# Do this
Return all lines below containing the word "color".

# Data entries
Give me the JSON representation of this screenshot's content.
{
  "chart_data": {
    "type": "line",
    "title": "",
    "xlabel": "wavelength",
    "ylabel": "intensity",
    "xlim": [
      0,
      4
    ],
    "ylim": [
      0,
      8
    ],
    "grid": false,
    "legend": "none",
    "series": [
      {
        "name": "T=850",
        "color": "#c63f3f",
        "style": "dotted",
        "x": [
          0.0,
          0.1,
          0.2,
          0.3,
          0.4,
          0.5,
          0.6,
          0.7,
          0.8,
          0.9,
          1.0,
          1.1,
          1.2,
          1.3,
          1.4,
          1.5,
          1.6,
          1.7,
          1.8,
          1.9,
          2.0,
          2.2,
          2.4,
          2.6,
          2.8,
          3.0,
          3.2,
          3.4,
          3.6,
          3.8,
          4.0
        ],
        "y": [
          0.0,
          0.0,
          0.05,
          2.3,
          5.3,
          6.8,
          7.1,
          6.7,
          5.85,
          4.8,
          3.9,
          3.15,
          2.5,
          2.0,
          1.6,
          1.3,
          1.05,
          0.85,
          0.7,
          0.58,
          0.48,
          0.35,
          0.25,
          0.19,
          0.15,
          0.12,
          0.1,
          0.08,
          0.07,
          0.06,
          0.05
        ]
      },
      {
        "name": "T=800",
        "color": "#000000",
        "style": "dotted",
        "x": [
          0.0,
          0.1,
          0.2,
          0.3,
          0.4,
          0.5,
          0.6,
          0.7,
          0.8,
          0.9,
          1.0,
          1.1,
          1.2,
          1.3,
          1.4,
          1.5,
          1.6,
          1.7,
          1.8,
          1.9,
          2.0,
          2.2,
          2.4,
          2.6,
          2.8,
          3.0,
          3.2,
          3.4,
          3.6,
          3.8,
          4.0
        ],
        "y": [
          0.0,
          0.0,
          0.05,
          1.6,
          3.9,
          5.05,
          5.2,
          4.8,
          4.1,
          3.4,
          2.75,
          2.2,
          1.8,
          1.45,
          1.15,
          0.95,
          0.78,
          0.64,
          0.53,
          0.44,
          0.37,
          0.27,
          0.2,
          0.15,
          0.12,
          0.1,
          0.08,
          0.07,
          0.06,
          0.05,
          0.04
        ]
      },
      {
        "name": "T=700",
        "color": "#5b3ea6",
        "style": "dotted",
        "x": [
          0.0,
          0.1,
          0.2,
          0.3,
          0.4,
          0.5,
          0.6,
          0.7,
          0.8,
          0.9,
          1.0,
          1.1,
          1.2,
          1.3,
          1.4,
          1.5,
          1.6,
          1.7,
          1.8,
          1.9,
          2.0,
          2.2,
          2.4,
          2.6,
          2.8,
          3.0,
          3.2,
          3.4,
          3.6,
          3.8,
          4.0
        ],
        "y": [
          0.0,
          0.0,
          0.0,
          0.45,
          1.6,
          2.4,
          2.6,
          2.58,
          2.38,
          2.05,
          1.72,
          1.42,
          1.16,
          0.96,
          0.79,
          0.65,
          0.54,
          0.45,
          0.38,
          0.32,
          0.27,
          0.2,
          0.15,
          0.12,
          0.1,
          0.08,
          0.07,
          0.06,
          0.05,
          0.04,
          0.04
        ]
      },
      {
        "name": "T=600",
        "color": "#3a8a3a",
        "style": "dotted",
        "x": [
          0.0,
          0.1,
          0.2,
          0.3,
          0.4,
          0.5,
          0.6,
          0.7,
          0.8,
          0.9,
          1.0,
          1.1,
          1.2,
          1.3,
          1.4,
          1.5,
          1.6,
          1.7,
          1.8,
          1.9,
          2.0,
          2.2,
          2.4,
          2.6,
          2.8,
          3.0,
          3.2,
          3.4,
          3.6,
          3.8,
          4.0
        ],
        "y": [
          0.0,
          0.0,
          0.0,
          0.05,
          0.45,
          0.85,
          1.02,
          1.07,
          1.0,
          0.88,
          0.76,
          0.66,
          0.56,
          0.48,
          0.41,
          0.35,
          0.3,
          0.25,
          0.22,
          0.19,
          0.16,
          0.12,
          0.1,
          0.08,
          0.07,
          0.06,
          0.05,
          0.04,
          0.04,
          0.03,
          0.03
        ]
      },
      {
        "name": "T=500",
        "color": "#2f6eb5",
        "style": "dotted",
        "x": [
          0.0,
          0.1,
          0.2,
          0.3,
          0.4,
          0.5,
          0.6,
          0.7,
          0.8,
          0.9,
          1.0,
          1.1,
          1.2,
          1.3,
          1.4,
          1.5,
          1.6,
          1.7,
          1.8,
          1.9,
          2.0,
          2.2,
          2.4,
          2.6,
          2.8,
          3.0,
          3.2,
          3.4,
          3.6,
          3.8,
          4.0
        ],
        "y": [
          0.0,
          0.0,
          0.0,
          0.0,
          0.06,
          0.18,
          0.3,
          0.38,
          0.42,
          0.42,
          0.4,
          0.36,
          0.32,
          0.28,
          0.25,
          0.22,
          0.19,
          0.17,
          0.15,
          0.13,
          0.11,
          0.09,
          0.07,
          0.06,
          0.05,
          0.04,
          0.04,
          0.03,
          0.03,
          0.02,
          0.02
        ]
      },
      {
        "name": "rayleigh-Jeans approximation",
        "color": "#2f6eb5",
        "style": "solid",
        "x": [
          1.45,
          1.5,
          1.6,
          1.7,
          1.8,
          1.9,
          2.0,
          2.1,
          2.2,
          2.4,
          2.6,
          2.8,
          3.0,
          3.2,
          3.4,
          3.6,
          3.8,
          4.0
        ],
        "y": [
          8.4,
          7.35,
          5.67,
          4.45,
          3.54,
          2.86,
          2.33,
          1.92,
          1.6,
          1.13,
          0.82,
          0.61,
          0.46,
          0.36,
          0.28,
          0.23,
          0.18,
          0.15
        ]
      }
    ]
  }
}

# Finished exercise
        "color": "#c63f3f",
        "color": "#000000",
        "color": "#5b3ea6",
        "color": "#3a8a3a",
        "color": "#2f6eb5",
        "color": "#2f6eb5",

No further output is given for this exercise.